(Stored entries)
==========
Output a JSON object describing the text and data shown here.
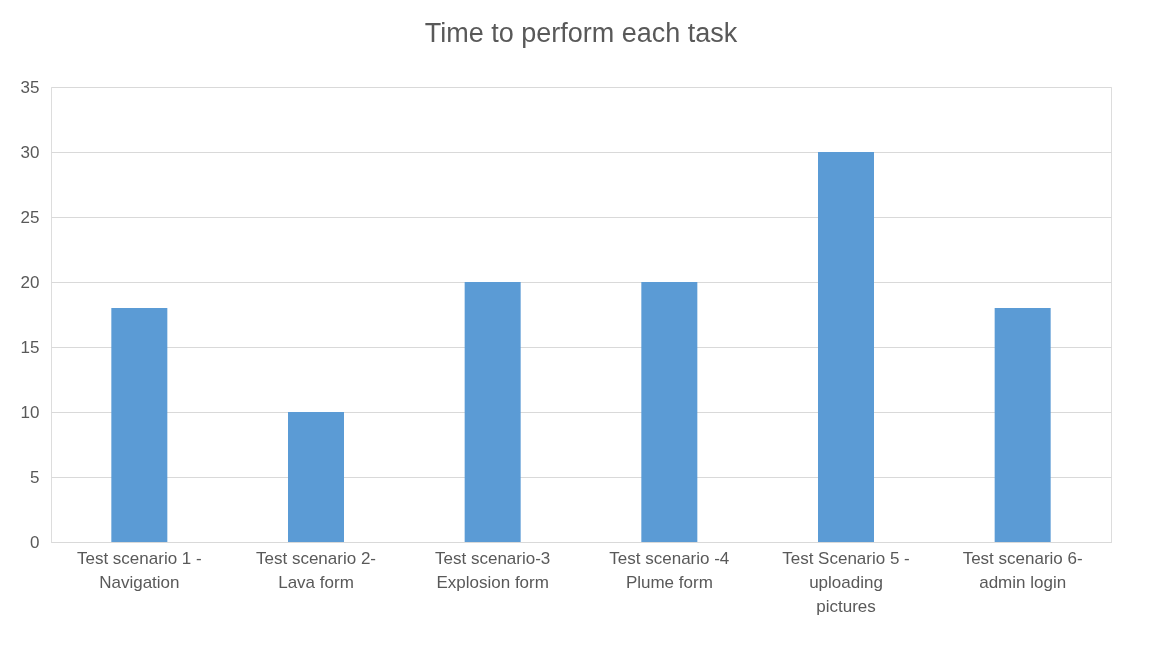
{
  "chart_data": {
    "type": "bar",
    "title": "Time to perform each task",
    "categories": [
      "Test scenario 1 - Navigation",
      "Test scenario 2- Lava form",
      "Test scenario-3 Explosion form",
      "Test scenario -4 Plume form",
      "Test Scenario 5 - uploading pictures",
      "Test scenario 6- admin login"
    ],
    "values": [
      18,
      10,
      20,
      20,
      30,
      18
    ],
    "color": "#5b9bd5",
    "ylim": [
      0,
      35
    ],
    "yticks": [
      0,
      5,
      10,
      15,
      20,
      25,
      30,
      35
    ],
    "grid": "y"
  }
}
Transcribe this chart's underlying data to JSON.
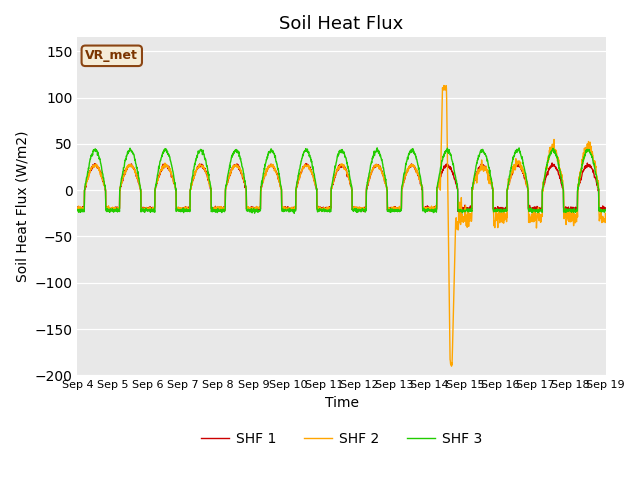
{
  "title": "Soil Heat Flux",
  "ylabel": "Soil Heat Flux (W/m2)",
  "xlabel": "Time",
  "ylim": [
    -200,
    165
  ],
  "yticks": [
    -200,
    -150,
    -100,
    -50,
    0,
    50,
    100,
    150
  ],
  "num_days": 15,
  "points_per_day": 144,
  "line_colors": [
    "#cc0000",
    "#ffa500",
    "#22cc00"
  ],
  "line_labels": [
    "SHF 1",
    "SHF 2",
    "SHF 3"
  ],
  "background_color": "#e8e8e8",
  "fig_color": "#ffffff",
  "title_fontsize": 13,
  "axis_label_fontsize": 10,
  "tick_fontsize": 8,
  "legend_fontsize": 10,
  "vrmet_label": "VR_met",
  "shf1_day_amp": 27,
  "shf1_night": -20,
  "shf3_day_amp": 43,
  "shf3_night": -22,
  "anomaly_day": 10.35,
  "anomaly_peak": 113,
  "anomaly_trough": -188
}
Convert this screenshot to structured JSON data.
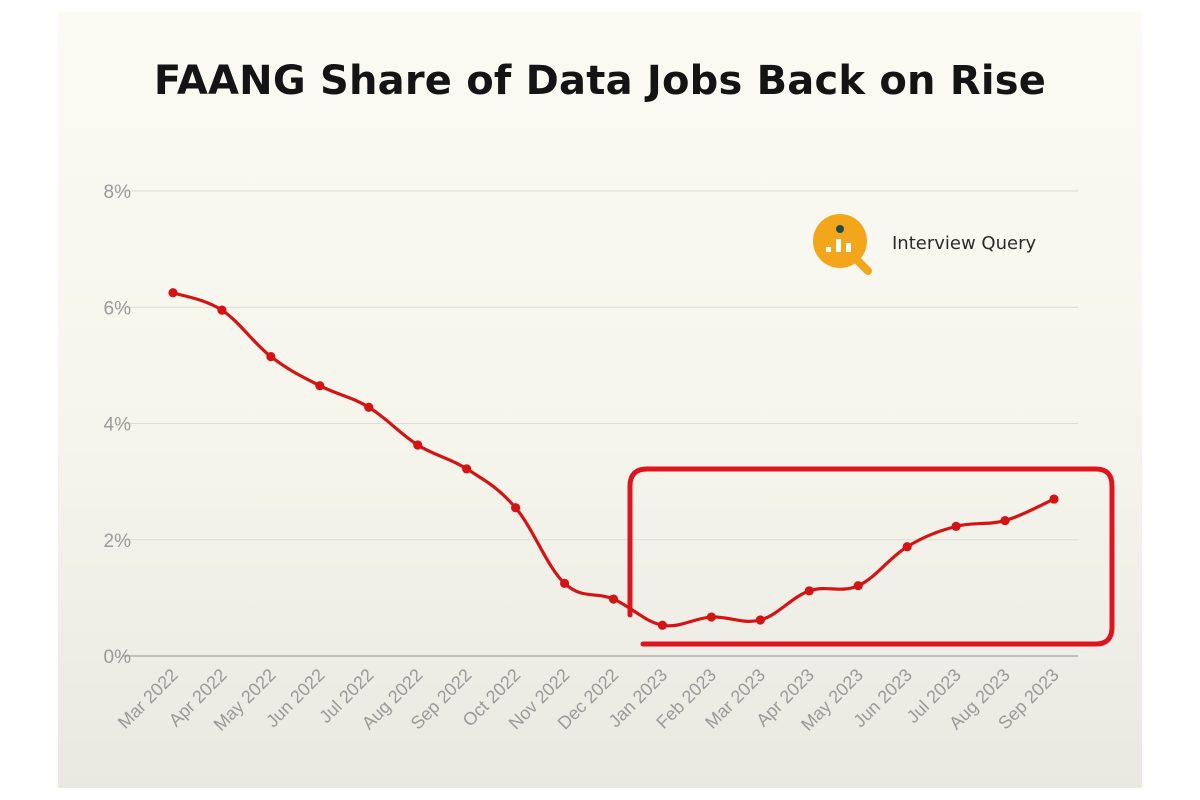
{
  "title": "FAANG Share of Data Jobs Back on Rise",
  "brand": {
    "name": "Interview Query",
    "icon": "magnifier-chart-icon",
    "color": "#f3a61c"
  },
  "colors": {
    "line": "#d41414",
    "highlight": "#e0141e",
    "grid": "#dcdcd6",
    "tick": "#9a9a9a"
  },
  "chart_data": {
    "type": "line",
    "title": "FAANG Share of Data Jobs Back on Rise",
    "xlabel": "",
    "ylabel": "",
    "categories": [
      "Mar 2022",
      "Apr 2022",
      "May 2022",
      "Jun 2022",
      "Jul 2022",
      "Aug 2022",
      "Sep 2022",
      "Oct 2022",
      "Nov 2022",
      "Dec 2022",
      "Jan 2023",
      "Feb 2023",
      "Mar 2023",
      "Apr 2023",
      "May 2023",
      "Jun 2023",
      "Jul 2023",
      "Aug 2023",
      "Sep 2023"
    ],
    "series": [
      {
        "values": [
          6.25,
          5.95,
          5.15,
          4.65,
          4.28,
          3.63,
          3.22,
          2.55,
          1.25,
          0.98,
          0.53,
          0.67,
          0.62,
          1.12,
          1.21,
          1.88,
          2.23,
          2.33,
          2.7
        ]
      }
    ],
    "ylim": [
      0,
      8
    ],
    "yticks": [
      "0%",
      "2%",
      "4%",
      "6%",
      "8%"
    ],
    "ytick_values": [
      0,
      2,
      4,
      6,
      8
    ],
    "grid": true,
    "legend": "none",
    "annotation": "highlight box around Jan 2023 – Sep 2023"
  }
}
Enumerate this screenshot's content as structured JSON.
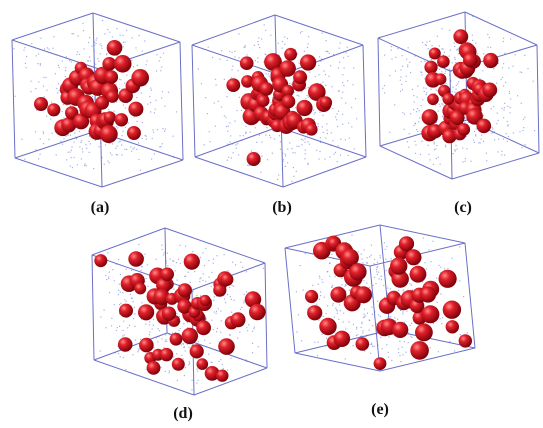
{
  "panels": [
    {
      "label": "(a)"
    },
    {
      "label": "(b)"
    },
    {
      "label": "(c)"
    },
    {
      "label": "(d)"
    },
    {
      "label": "(e)"
    }
  ]
}
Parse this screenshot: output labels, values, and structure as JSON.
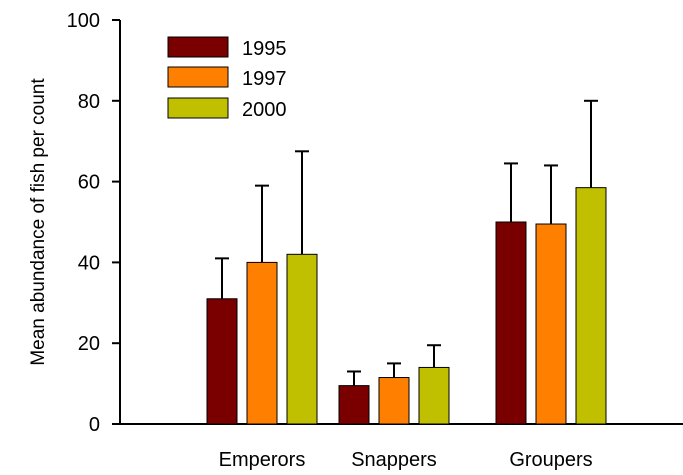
==========
### OBJECTIVE:
Retype every record above exactly as written, but leave out the pictures.

### SOLUTION TO THE PROBLEM:
Output a JSON object describing the text and data shown here.
{
  "chart_data": {
    "type": "bar",
    "title": "Time to perform each task",
    "categories": [
      "Test scenario 1 - Navigation",
      "Test scenario 2- Lava form",
      "Test scenario-3 Explosion form",
      "Test scenario -4 Plume form",
      "Test Scenario 5 - uploading pictures",
      "Test scenario 6- admin login"
    ],
    "values": [
      18,
      10,
      20,
      20,
      30,
      18
    ],
    "color": "#5b9bd5",
    "ylim": [
      0,
      35
    ],
    "yticks": [
      0,
      5,
      10,
      15,
      20,
      25,
      30,
      35
    ],
    "grid": "y"
  }
}
Transcribe this chart's underlying data to JSON.
{
  "title": "Soil Heat Flux",
  "ylabel": "Soil Heat Flux (W/m2)",
  "xlabel": "Time",
  "ylim": [
    -200,
    165
  ],
  "yticks": [
    -200,
    -150,
    -100,
    -50,
    0,
    50,
    100,
    150
  ],
  "num_days": 15,
  "points_per_day": 144,
  "line_colors": [
    "#cc0000",
    "#ffa500",
    "#22cc00"
  ],
  "line_labels": [
    "SHF 1",
    "SHF 2",
    "SHF 3"
  ],
  "background_color": "#e8e8e8",
  "fig_color": "#ffffff",
  "title_fontsize": 13,
  "axis_label_fontsize": 10,
  "tick_fontsize": 8,
  "legend_fontsize": 10,
  "vrmet_label": "VR_met",
  "shf1_day_amp": 27,
  "shf1_night": -20,
  "shf3_day_amp": 43,
  "shf3_night": -22,
  "anomaly_day": 10.35,
  "anomaly_peak": 113,
  "anomaly_trough": -188
}
Convert this screenshot to structured JSON data.
{
  "title": "FAANG Share of Data Jobs Back on Rise",
  "brand": {
    "name": "Interview Query",
    "icon": "magnifier-chart-icon",
    "color": "#f3a61c"
  },
  "colors": {
    "line": "#d41414",
    "highlight": "#e0141e",
    "grid": "#dcdcd6",
    "tick": "#9a9a9a"
  },
  "chart_data": {
    "type": "line",
    "title": "FAANG Share of Data Jobs Back on Rise",
    "xlabel": "",
    "ylabel": "",
    "categories": [
      "Mar 2022",
      "Apr 2022",
      "May 2022",
      "Jun 2022",
      "Jul 2022",
      "Aug 2022",
      "Sep 2022",
      "Oct 2022",
      "Nov 2022",
      "Dec 2022",
      "Jan 2023",
      "Feb 2023",
      "Mar 2023",
      "Apr 2023",
      "May 2023",
      "Jun 2023",
      "Jul 2023",
      "Aug 2023",
      "Sep 2023"
    ],
    "series": [
      {
        "values": [
          6.25,
          5.95,
          5.15,
          4.65,
          4.28,
          3.63,
          3.22,
          2.55,
          1.25,
          0.98,
          0.53,
          0.67,
          0.62,
          1.12,
          1.21,
          1.88,
          2.23,
          2.33,
          2.7
        ]
      }
    ],
    "ylim": [
      0,
      8
    ],
    "yticks": [
      "0%",
      "2%",
      "4%",
      "6%",
      "8%"
    ],
    "ytick_values": [
      0,
      2,
      4,
      6,
      8
    ],
    "grid": true,
    "legend": "none",
    "annotation": "highlight box around Jan 2023 – Sep 2023"
  }
}
Enumerate this screenshot's content as structured JSON.
{
  "panels": [
    {
      "label": "(a)"
    },
    {
      "label": "(b)"
    },
    {
      "label": "(c)"
    },
    {
      "label": "(d)"
    },
    {
      "label": "(e)"
    }
  ]
}
Parse this screenshot: output labels, values, and structure as JSON.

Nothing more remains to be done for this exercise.